Directions for this task:
If a line in the records below holds the string "apoptotic", count it; give only the total.

Excerpted data:

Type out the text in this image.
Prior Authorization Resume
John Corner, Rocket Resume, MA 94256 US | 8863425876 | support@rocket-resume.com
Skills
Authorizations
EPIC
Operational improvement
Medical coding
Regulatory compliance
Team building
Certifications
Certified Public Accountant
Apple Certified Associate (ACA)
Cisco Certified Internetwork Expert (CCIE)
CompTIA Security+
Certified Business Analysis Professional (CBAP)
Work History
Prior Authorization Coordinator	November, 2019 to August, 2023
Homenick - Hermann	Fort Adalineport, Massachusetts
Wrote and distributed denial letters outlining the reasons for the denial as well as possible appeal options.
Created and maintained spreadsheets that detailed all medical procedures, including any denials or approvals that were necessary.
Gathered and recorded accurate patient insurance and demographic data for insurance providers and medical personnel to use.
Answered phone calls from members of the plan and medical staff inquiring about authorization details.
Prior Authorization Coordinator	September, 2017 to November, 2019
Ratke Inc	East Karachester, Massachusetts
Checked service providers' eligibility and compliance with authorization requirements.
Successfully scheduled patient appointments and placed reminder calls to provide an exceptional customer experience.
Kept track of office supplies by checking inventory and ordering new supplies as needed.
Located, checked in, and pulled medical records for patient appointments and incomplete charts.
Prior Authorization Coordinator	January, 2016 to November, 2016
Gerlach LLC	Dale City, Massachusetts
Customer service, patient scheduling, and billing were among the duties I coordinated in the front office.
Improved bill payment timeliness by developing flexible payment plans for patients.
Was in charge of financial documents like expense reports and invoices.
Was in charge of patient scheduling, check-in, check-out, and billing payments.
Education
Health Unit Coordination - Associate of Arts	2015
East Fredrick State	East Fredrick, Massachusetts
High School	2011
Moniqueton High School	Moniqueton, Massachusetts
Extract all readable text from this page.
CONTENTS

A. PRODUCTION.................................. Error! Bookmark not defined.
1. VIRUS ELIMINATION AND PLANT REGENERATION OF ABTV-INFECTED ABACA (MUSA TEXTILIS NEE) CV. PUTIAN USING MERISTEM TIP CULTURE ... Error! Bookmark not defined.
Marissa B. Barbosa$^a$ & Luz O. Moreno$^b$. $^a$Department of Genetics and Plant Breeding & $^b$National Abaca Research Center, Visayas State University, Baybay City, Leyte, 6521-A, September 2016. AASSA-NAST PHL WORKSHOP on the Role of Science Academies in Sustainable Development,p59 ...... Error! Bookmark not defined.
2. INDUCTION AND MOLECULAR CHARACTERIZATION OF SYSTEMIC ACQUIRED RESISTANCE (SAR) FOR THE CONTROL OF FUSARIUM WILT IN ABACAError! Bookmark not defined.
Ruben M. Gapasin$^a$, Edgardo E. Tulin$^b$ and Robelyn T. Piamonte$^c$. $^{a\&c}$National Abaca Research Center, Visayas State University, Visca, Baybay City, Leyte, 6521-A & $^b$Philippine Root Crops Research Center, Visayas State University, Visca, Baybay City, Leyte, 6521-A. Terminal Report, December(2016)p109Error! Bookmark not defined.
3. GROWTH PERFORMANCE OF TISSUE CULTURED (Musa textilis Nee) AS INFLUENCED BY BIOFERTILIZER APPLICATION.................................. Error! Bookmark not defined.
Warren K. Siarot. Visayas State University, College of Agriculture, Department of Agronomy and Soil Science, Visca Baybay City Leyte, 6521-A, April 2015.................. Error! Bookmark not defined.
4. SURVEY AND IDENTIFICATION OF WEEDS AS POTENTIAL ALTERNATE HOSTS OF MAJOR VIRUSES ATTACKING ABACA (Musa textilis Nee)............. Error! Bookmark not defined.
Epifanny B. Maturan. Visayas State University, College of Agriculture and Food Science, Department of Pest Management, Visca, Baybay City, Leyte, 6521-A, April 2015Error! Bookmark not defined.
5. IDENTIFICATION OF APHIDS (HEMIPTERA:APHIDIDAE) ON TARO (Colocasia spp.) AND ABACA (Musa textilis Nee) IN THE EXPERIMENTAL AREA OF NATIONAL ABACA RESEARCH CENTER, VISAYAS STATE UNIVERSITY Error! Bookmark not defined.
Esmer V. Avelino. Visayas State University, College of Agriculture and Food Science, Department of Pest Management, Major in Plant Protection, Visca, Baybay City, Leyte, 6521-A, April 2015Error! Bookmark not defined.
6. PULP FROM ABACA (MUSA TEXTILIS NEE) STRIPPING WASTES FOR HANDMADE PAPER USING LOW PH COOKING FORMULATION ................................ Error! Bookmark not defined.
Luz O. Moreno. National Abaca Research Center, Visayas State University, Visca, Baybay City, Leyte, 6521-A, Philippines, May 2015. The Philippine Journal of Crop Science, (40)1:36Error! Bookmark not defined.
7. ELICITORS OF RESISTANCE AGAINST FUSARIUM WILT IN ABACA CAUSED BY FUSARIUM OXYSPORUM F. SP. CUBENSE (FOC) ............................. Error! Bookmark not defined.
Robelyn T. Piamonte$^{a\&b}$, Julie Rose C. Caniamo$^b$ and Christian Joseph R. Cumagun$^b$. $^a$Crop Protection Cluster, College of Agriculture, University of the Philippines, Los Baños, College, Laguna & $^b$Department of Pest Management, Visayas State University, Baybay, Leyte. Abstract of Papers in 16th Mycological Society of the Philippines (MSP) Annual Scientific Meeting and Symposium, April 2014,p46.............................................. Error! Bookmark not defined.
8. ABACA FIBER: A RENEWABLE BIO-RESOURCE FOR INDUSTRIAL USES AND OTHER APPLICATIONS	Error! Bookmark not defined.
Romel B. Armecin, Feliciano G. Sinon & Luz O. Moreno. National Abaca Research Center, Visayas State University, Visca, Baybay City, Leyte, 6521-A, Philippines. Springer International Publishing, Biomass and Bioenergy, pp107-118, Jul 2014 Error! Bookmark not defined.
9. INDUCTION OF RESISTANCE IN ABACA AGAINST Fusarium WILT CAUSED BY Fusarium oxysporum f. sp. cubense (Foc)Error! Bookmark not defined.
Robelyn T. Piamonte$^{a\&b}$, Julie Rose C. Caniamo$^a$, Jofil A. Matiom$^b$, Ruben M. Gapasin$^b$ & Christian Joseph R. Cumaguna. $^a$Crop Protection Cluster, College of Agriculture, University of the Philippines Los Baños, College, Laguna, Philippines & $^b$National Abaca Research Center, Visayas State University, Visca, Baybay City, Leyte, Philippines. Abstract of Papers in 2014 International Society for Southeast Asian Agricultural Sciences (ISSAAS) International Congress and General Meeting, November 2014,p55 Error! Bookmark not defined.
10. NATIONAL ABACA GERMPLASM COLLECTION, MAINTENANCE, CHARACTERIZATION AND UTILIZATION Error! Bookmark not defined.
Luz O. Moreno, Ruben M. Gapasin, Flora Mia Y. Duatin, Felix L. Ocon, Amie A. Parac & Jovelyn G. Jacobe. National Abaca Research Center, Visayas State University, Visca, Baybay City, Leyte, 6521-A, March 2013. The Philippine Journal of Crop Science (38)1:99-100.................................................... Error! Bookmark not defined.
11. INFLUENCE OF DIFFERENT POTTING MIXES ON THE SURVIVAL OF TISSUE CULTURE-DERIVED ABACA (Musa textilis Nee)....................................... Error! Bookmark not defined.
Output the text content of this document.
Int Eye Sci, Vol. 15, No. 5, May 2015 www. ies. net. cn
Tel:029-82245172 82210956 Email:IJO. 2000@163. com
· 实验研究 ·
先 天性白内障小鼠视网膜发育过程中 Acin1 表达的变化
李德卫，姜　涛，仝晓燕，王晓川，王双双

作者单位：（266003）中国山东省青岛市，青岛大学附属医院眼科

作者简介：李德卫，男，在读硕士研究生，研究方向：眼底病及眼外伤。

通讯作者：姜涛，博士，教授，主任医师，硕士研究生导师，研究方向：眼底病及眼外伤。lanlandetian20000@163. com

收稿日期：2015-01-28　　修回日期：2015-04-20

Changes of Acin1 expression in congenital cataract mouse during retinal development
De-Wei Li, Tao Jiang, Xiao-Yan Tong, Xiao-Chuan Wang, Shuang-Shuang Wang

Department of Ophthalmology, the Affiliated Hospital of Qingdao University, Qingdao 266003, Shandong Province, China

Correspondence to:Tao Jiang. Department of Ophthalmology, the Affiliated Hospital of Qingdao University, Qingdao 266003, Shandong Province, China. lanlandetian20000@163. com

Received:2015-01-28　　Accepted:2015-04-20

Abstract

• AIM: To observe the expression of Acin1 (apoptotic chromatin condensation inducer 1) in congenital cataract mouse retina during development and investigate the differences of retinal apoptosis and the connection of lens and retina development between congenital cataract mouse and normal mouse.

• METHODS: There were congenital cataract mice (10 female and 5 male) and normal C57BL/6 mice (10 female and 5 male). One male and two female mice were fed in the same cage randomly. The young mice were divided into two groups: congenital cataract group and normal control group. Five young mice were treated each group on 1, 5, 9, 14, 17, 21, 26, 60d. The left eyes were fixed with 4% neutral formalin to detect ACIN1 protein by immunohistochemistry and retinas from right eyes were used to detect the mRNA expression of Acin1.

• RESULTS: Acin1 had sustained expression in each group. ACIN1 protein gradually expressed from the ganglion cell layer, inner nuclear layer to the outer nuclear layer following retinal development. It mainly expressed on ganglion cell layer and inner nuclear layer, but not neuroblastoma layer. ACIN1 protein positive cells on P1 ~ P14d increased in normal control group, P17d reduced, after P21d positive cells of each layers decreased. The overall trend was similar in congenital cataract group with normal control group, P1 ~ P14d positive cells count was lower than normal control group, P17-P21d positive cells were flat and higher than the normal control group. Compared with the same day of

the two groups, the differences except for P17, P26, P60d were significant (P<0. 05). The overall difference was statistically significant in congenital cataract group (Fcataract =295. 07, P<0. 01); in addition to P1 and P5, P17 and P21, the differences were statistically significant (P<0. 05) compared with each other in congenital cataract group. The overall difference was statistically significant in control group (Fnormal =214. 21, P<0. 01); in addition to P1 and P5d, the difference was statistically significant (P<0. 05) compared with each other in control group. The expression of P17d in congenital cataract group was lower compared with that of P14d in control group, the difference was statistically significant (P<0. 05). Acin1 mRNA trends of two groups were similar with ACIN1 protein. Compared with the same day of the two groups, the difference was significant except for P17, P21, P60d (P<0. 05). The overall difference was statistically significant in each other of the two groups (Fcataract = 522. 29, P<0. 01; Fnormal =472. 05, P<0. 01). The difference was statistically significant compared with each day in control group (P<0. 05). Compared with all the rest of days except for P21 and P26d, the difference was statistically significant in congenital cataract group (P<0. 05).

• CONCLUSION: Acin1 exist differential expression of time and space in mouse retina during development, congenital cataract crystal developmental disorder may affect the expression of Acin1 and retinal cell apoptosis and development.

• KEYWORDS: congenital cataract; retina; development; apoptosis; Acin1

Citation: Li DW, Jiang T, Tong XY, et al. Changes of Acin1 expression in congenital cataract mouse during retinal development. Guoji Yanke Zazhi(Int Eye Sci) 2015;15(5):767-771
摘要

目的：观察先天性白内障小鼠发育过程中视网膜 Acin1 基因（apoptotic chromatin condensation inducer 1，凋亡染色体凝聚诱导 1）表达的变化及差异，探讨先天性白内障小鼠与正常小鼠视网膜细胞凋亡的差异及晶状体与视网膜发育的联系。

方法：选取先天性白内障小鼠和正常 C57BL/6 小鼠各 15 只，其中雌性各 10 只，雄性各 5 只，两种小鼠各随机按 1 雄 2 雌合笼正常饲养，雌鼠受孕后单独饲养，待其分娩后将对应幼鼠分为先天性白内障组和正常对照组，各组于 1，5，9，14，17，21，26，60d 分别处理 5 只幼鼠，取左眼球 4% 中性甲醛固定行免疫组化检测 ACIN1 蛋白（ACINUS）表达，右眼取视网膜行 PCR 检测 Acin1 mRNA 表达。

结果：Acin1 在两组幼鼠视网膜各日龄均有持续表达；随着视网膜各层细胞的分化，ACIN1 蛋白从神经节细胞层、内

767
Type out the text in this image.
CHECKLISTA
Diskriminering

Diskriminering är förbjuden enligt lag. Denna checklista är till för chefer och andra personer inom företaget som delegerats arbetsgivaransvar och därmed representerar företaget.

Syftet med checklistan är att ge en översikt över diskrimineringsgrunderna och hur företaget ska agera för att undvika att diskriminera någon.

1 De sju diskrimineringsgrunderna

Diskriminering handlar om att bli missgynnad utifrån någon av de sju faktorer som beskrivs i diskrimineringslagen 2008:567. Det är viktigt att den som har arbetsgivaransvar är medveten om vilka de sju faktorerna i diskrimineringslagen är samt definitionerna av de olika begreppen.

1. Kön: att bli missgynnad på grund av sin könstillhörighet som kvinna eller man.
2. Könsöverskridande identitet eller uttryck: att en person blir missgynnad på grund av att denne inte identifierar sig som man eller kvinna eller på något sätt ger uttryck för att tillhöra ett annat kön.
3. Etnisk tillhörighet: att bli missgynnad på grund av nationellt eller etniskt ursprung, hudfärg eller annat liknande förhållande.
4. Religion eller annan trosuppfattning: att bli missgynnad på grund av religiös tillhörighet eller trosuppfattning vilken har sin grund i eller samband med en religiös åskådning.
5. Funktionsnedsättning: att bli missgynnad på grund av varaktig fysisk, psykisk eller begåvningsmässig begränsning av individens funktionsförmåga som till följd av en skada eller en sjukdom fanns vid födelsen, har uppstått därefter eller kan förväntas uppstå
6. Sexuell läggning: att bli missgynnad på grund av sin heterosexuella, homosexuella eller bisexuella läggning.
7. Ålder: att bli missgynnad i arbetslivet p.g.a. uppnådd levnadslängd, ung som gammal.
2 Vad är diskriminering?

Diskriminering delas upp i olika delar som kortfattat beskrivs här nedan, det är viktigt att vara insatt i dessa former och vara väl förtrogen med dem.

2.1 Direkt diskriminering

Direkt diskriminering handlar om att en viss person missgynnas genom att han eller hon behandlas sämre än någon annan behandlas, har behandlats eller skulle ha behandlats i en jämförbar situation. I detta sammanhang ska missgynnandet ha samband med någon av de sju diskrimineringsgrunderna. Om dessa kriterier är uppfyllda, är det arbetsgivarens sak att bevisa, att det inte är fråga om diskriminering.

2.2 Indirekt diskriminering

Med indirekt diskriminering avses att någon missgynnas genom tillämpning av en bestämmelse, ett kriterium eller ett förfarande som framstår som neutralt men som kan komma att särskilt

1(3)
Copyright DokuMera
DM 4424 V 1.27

Exercise result:
2